§ **Exercise task**
From the line that contains "Convert this document image to plain text." through the closing line of the entries, write out each line exactly; pictures stay out.
───
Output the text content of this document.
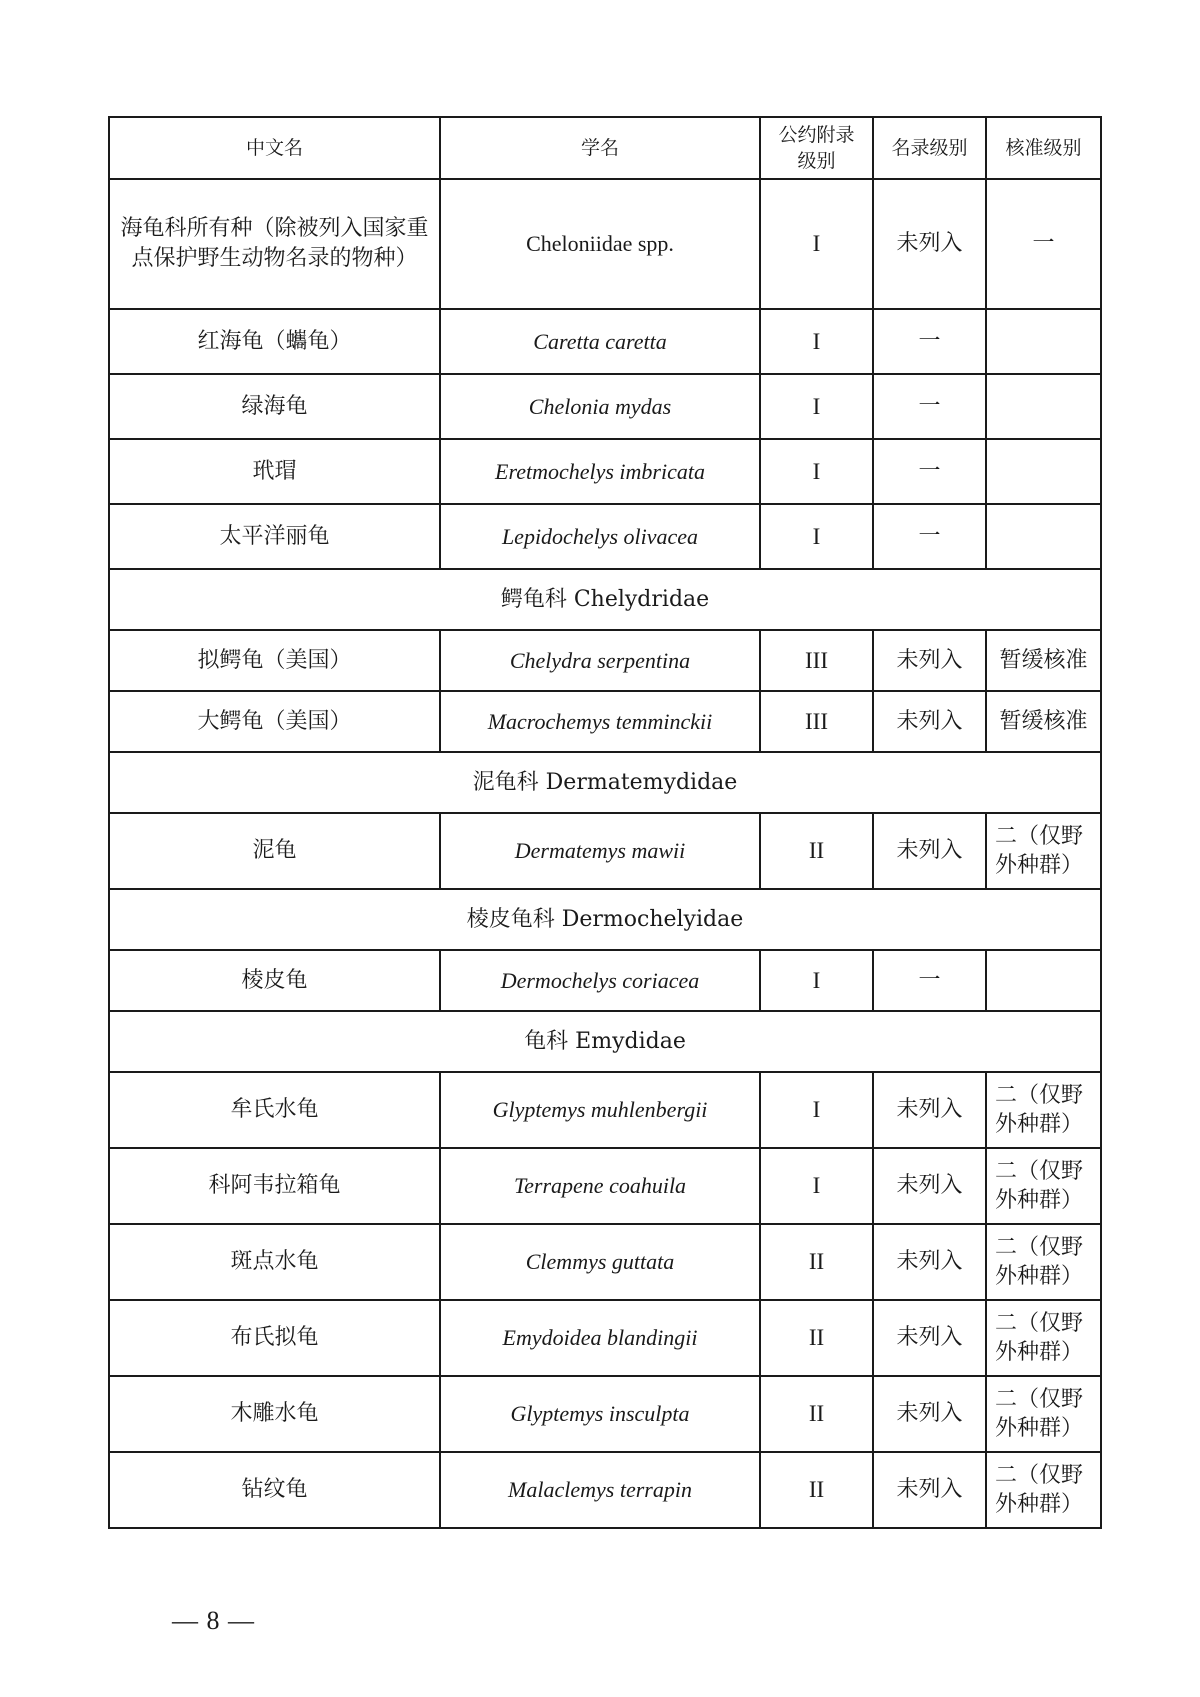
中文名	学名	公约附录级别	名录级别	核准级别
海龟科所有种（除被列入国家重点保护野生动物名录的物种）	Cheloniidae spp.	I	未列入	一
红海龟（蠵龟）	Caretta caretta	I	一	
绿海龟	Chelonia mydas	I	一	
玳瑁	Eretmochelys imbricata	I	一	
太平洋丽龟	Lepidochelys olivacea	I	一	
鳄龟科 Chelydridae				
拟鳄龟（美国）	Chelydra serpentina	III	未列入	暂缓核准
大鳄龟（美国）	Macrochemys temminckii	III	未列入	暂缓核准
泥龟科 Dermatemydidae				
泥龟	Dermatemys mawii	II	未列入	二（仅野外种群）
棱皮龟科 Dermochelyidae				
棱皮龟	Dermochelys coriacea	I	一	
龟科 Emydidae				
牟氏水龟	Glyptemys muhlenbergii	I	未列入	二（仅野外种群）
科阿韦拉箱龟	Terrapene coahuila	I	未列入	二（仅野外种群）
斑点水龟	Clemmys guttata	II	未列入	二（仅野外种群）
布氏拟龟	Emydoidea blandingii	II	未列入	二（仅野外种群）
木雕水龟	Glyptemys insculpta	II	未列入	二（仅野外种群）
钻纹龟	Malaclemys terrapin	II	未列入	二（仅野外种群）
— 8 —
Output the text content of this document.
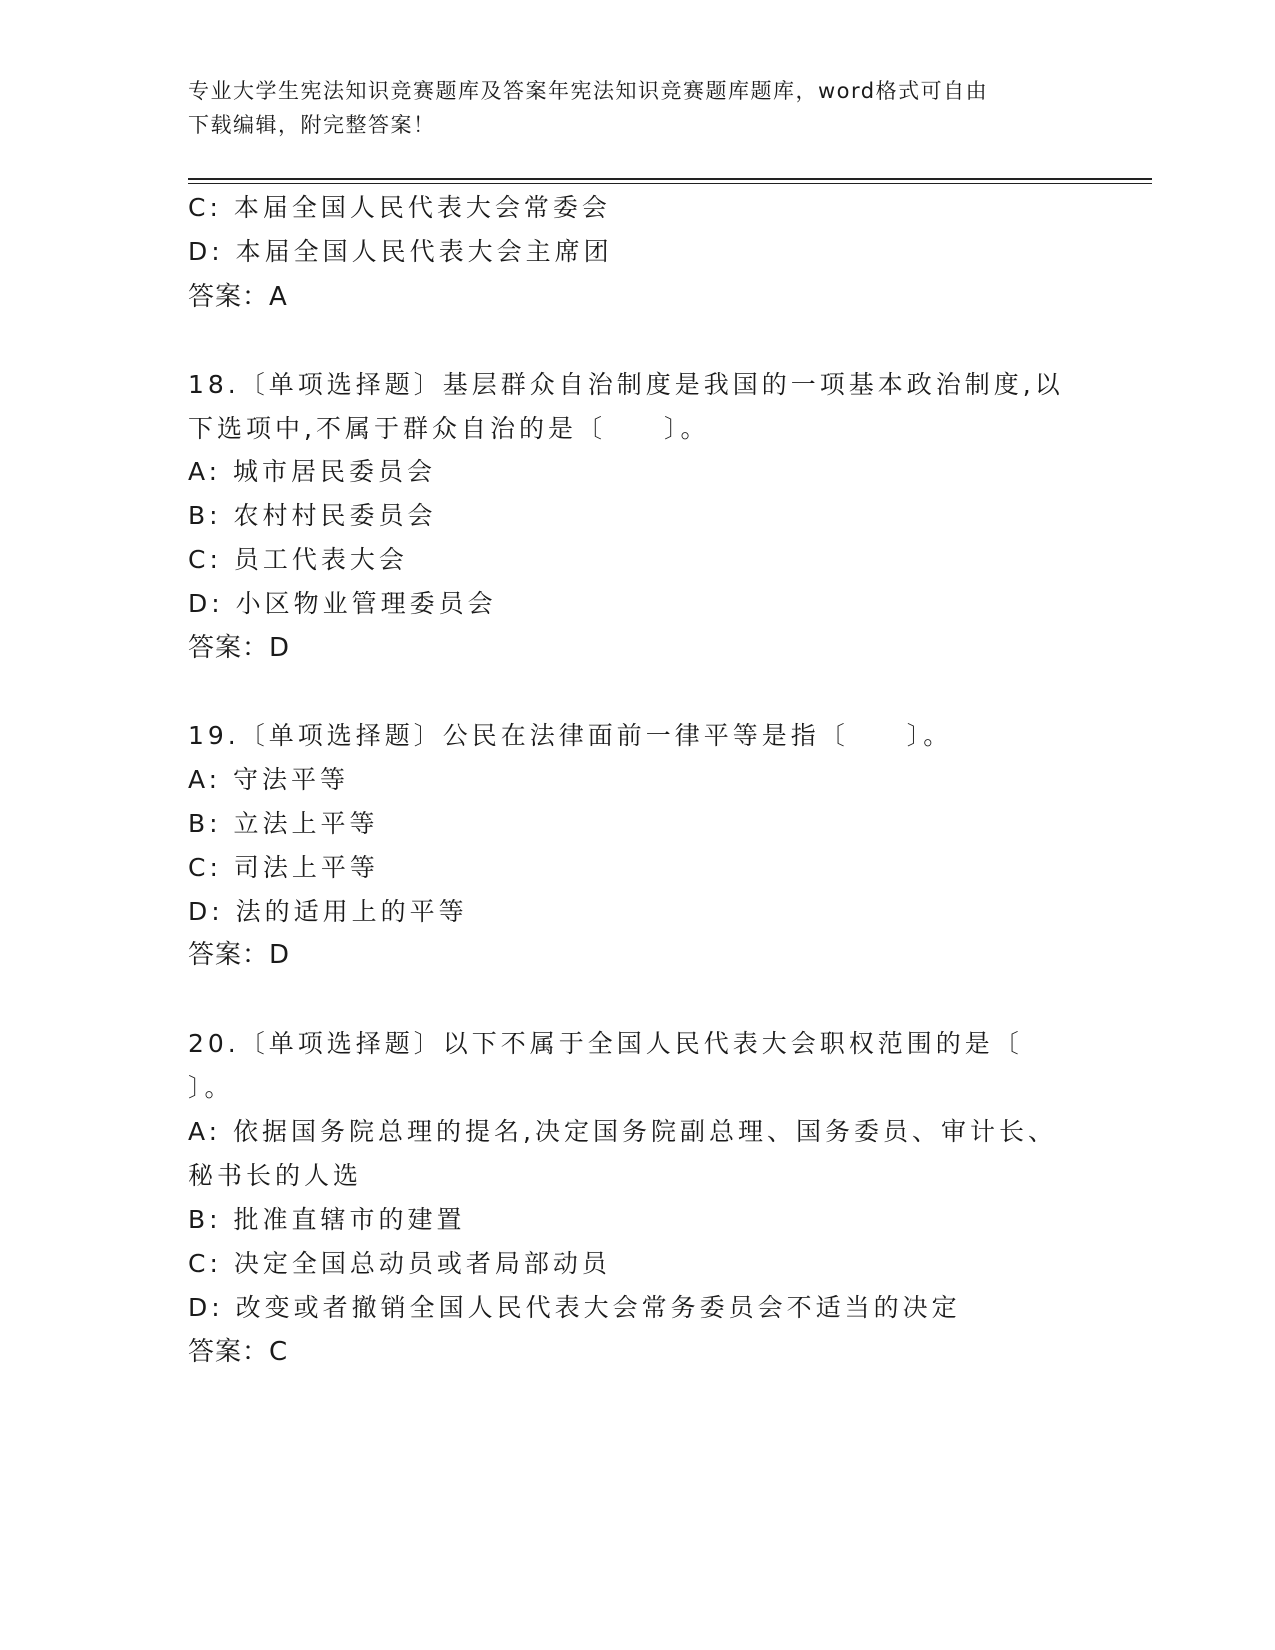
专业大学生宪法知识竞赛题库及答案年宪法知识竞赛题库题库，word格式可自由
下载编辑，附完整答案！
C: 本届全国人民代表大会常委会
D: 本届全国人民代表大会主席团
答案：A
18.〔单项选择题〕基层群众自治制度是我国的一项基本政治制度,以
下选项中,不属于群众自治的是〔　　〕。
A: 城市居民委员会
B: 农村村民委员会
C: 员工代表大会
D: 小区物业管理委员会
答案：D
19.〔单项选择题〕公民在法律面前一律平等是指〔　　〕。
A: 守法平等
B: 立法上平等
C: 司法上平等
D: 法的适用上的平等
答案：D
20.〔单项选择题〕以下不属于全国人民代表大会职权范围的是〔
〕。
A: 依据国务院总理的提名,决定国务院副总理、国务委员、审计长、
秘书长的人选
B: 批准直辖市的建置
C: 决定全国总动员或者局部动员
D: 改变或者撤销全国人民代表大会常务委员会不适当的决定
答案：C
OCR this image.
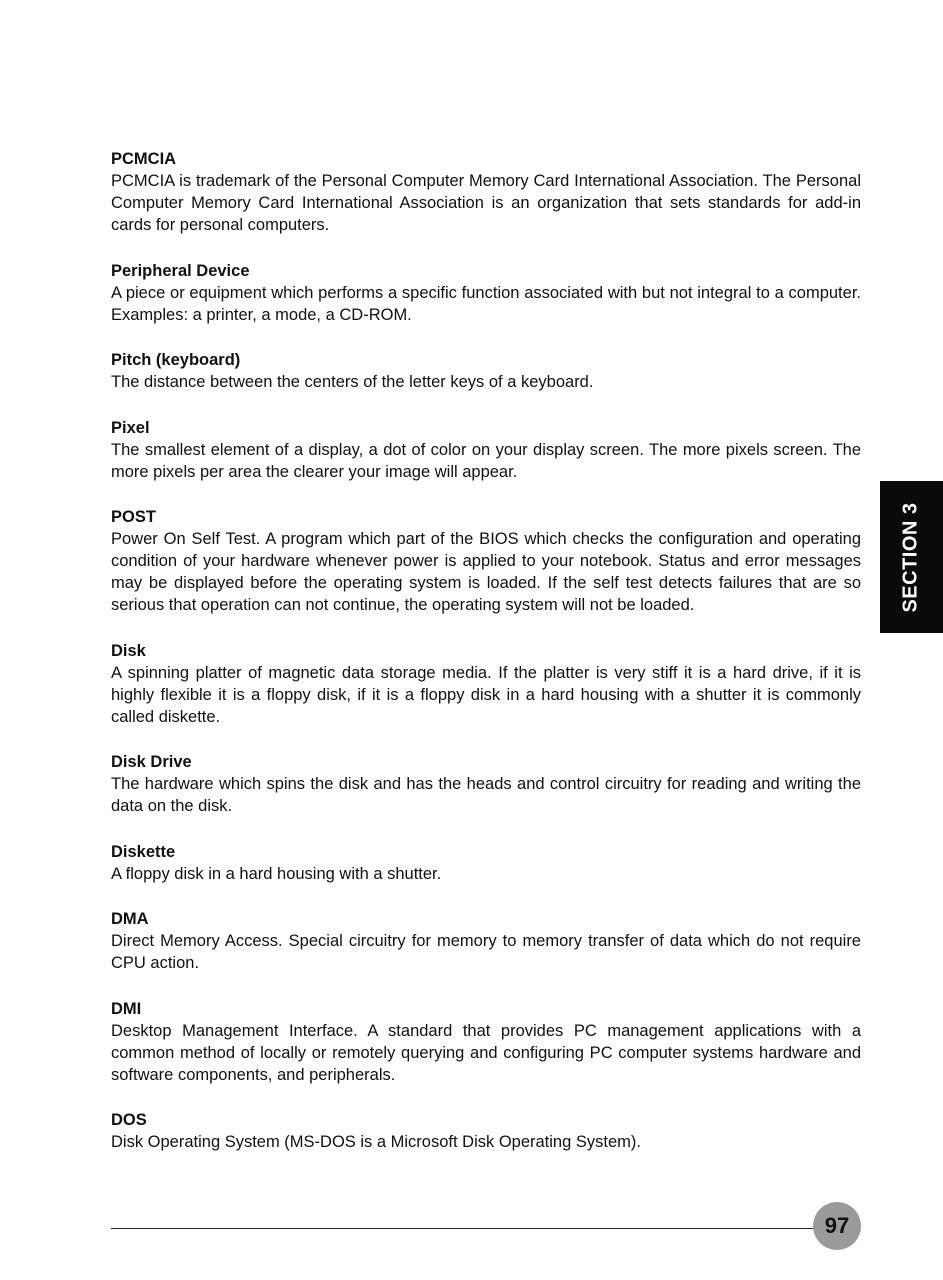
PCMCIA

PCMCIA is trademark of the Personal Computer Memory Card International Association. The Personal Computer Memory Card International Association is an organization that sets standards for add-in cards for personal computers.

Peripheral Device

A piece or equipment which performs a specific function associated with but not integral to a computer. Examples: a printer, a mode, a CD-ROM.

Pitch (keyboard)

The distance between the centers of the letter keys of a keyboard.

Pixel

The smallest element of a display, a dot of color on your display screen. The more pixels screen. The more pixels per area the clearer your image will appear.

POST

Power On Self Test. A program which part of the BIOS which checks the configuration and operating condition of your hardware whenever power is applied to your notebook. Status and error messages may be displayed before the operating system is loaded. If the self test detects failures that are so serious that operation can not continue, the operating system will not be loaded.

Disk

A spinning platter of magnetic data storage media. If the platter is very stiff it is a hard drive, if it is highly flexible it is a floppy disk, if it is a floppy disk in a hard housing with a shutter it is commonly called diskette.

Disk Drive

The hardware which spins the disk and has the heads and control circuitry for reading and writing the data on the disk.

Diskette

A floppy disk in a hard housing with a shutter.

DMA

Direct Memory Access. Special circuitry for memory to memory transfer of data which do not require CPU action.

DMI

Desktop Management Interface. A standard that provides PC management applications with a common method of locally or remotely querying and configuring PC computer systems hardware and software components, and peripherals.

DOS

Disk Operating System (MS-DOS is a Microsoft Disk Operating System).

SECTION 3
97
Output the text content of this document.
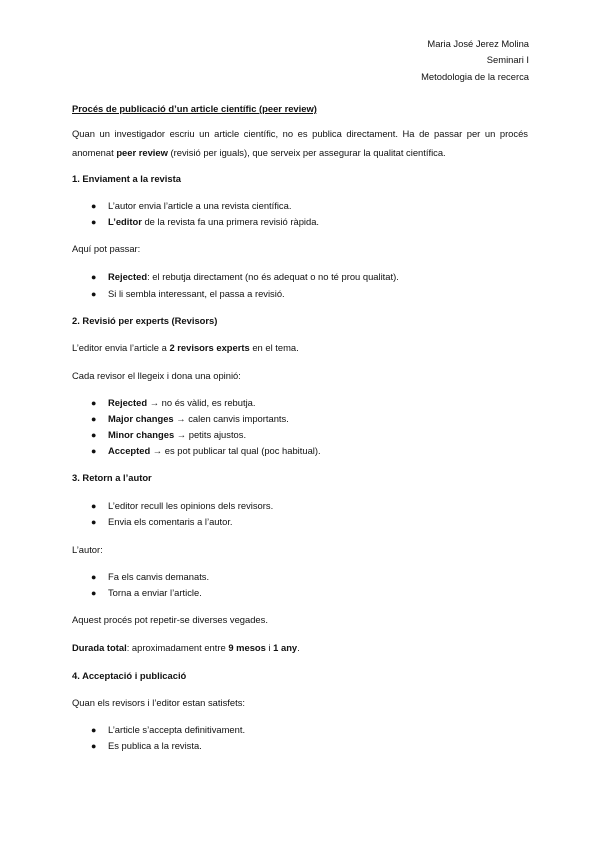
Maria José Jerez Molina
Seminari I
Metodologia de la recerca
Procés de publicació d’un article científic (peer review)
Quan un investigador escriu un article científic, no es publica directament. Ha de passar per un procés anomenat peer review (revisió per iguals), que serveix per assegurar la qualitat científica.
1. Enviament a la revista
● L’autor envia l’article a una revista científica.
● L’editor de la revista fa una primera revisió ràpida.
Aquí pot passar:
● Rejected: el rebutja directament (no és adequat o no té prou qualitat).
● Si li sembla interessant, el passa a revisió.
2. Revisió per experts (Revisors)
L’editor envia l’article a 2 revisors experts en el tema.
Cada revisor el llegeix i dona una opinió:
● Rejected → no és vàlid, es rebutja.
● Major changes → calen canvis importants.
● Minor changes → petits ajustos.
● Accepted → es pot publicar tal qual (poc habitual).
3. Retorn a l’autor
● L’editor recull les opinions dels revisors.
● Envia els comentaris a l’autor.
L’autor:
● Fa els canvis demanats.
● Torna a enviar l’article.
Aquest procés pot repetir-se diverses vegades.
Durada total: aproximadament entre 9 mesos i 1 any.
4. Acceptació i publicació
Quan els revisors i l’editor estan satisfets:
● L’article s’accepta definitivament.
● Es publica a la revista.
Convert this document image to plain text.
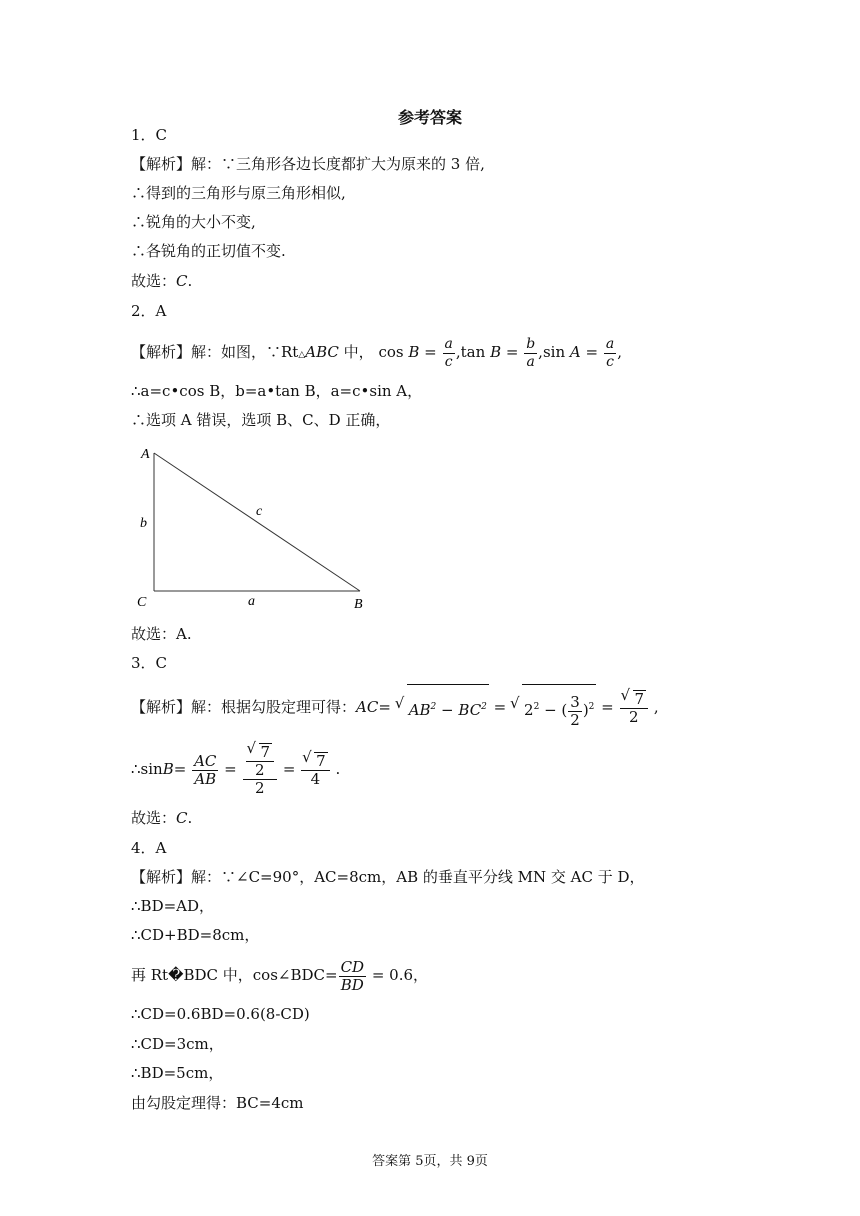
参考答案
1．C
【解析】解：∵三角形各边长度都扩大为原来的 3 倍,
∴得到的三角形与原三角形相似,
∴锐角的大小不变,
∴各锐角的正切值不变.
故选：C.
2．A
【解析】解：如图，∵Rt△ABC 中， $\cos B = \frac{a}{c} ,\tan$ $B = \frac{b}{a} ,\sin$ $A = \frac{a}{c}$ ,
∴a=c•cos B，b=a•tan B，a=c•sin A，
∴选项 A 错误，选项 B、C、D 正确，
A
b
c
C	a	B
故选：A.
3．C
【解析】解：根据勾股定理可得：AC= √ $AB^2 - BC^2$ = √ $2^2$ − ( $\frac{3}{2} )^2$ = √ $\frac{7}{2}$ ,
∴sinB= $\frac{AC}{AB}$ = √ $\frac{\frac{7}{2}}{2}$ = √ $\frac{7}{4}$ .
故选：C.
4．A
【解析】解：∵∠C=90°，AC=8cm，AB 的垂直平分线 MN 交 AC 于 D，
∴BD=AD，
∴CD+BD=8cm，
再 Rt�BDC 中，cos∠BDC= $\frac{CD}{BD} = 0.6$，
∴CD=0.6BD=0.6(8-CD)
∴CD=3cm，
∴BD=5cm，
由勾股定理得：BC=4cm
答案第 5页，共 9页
───
§ **Full answer**
Convert this document image to plain text.
参考答案
1．C
【解析】解：∵三角形各边长度都扩大为原来的 3 倍,
∴得到的三角形与原三角形相似,
∴锐角的大小不变,
∴各锐角的正切值不变.
故选：C.
2．A
【解析】解：如图，∵Rt△ABC 中， $\cos B = \frac{a}{c} ,\tan$ $B = \frac{b}{a} ,\sin$ $A = \frac{a}{c}$ ,
∴a=c•cos B，b=a•tan B，a=c•sin A，
∴选项 A 错误，选项 B、C、D 正确，
A
b
c
C	a	B
故选：A.
3．C
【解析】解：根据勾股定理可得：AC= √ $AB^2 - BC^2$ = √ $2^2$ − ( $\frac{3}{2} )^2$ = √ $\frac{7}{2}$ ,
∴sinB= $\frac{AC}{AB}$ = √ $\frac{\frac{7}{2}}{2}$ = √ $\frac{7}{4}$ .
故选：C.
4．A
【解析】解：∵∠C=90°，AC=8cm，AB 的垂直平分线 MN 交 AC 于 D，
∴BD=AD，
∴CD+BD=8cm，
再 Rt�BDC 中，cos∠BDC= $\frac{CD}{BD} = 0.6$，
∴CD=0.6BD=0.6(8-CD)
∴CD=3cm，
∴BD=5cm，
由勾股定理得：BC=4cm
答案第 5页，共 9页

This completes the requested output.